§ SOURCE RECORDS:
******

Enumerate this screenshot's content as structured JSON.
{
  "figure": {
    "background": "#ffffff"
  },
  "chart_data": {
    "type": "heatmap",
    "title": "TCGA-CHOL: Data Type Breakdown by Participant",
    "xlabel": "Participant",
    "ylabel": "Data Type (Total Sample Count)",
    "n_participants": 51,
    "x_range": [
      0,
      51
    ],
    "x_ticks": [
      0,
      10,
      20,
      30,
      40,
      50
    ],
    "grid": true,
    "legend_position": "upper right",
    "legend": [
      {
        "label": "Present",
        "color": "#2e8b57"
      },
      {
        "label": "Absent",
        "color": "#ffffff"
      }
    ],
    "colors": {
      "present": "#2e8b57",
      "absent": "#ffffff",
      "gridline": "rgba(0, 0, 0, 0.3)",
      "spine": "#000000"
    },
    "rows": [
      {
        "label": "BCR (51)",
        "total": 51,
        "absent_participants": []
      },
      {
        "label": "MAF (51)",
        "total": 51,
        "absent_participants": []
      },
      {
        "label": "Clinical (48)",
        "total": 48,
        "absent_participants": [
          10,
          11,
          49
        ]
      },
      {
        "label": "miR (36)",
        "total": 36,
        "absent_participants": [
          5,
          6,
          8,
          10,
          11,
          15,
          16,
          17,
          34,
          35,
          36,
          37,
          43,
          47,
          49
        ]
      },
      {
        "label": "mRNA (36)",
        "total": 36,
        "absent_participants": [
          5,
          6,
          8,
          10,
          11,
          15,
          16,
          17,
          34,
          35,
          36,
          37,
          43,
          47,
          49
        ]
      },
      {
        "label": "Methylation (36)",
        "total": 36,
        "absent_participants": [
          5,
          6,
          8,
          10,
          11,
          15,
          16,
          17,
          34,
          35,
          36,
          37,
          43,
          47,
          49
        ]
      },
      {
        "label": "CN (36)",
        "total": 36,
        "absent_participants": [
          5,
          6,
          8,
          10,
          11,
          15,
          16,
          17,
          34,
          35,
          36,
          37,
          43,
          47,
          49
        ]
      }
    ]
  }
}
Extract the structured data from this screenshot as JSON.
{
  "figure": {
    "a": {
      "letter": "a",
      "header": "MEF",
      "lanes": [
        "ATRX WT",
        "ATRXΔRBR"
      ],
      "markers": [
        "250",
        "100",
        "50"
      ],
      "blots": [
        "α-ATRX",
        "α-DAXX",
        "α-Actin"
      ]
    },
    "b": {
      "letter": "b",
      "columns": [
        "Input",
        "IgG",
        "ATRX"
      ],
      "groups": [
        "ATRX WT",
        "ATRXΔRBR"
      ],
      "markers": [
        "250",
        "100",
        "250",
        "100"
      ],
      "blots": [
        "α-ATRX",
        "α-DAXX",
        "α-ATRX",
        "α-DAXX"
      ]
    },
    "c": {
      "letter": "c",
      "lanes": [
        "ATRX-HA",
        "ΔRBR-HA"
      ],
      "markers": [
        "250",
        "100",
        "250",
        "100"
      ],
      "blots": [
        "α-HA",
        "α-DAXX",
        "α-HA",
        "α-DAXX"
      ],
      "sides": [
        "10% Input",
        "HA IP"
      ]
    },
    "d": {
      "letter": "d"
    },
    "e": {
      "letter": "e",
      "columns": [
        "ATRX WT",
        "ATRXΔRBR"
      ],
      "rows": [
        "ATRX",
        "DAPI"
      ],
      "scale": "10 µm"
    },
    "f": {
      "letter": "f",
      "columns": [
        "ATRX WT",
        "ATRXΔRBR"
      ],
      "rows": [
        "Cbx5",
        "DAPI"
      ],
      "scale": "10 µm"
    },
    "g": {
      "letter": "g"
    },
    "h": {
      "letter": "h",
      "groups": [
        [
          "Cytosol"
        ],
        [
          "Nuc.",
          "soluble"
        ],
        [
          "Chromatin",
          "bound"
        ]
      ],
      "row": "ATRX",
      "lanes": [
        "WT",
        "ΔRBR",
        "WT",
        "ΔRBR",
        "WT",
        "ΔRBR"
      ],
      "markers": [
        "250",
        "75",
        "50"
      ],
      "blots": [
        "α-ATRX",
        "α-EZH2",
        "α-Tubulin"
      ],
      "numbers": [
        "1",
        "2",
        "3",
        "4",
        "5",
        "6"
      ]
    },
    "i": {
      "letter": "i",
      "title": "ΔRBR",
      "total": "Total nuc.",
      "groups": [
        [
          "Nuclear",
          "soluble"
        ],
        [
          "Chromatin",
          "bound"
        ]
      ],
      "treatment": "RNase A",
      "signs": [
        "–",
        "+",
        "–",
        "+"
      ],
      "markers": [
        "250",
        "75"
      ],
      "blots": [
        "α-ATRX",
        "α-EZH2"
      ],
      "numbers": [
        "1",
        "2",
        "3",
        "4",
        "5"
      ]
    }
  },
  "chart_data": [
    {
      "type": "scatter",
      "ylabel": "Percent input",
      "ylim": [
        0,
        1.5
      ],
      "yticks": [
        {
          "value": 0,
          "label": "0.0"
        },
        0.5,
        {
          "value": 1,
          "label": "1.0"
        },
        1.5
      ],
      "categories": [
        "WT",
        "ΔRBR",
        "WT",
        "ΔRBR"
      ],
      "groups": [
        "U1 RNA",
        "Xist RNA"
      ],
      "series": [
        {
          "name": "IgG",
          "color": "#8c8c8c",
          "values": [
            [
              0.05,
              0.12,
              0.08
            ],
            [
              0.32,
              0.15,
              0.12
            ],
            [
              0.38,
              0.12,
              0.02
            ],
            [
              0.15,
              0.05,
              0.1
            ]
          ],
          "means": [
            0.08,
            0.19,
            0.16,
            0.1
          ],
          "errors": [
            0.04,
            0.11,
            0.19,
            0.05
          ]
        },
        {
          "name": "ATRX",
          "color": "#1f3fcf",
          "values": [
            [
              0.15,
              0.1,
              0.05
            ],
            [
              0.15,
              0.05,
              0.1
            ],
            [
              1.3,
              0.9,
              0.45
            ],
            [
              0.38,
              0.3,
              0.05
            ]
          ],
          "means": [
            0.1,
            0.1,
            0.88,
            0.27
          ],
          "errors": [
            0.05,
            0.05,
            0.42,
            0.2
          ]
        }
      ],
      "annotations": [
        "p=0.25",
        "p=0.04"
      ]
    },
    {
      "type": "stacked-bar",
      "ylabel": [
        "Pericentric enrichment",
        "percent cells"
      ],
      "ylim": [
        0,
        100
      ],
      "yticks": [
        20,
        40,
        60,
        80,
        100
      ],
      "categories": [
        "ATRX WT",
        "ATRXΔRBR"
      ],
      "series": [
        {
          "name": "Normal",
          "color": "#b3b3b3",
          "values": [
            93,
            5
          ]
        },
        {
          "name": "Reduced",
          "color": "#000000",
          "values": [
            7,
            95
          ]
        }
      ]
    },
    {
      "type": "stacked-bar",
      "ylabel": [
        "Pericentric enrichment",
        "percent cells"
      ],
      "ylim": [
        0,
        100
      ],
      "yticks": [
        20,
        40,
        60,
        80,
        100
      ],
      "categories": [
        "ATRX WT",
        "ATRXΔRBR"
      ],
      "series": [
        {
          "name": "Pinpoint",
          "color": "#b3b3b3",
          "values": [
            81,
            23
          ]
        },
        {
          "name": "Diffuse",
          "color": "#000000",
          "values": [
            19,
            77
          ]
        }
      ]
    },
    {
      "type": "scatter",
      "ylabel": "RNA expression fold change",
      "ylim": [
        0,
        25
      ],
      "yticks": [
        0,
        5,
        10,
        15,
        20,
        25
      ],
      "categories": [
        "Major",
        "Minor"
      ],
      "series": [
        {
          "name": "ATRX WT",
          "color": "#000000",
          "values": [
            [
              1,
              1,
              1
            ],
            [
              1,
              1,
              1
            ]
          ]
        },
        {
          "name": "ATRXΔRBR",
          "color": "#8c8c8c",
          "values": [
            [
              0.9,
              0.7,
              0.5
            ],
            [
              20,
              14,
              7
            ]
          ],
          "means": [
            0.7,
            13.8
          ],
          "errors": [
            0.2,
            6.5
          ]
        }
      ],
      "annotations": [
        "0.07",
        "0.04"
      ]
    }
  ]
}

******

§ PROBLEM STATEMENT: Working from the entries above, return all lines that contain "screenshot".

§ EXPECTED ANSWER:
Enumerate this screenshot's content as structured JSON.
Extract the structured data from this screenshot as JSON.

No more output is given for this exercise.